* **Short problem**: Among the records below, find each line that includes the string "What" and copy it.
━━ Input material ━━
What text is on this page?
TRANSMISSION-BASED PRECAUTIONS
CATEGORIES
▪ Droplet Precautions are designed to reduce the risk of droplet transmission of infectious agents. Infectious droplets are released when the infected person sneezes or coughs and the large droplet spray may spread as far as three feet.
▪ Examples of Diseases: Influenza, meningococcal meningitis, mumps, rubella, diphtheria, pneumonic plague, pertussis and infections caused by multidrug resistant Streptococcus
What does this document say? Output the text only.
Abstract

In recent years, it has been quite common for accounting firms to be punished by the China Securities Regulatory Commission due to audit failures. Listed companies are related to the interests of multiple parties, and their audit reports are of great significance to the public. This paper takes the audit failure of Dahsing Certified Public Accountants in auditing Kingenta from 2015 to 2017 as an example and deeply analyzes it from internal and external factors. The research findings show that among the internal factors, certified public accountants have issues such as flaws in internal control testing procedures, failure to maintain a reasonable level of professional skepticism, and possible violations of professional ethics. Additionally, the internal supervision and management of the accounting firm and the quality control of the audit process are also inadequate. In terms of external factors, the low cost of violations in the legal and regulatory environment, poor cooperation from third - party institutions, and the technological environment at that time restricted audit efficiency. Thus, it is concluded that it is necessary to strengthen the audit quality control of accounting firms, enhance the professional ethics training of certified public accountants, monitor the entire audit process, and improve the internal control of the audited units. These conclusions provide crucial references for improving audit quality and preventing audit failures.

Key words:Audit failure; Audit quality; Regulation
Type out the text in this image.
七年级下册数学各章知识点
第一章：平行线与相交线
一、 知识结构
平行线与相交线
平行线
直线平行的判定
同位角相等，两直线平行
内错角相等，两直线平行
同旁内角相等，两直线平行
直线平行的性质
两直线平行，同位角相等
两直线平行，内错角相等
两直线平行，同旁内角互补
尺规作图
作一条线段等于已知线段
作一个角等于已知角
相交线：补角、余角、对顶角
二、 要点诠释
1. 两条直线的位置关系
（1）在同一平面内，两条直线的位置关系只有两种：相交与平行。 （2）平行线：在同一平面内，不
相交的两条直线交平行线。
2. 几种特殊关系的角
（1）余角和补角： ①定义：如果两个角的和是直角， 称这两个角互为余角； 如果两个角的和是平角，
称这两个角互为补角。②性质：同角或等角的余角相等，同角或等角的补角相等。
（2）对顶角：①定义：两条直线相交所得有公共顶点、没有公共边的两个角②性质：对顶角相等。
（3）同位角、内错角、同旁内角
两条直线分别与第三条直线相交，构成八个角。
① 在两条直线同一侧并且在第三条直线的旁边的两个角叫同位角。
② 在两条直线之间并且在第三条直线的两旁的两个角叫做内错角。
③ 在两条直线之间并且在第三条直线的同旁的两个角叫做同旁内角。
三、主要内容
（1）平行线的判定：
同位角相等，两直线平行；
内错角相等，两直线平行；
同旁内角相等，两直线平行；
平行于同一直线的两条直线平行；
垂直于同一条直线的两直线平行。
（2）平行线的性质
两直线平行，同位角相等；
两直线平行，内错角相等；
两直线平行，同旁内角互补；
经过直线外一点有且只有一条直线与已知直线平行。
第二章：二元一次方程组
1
━━━
* **Solution to the exercise**:
What text is on this page?
What does this document say? Output the text only.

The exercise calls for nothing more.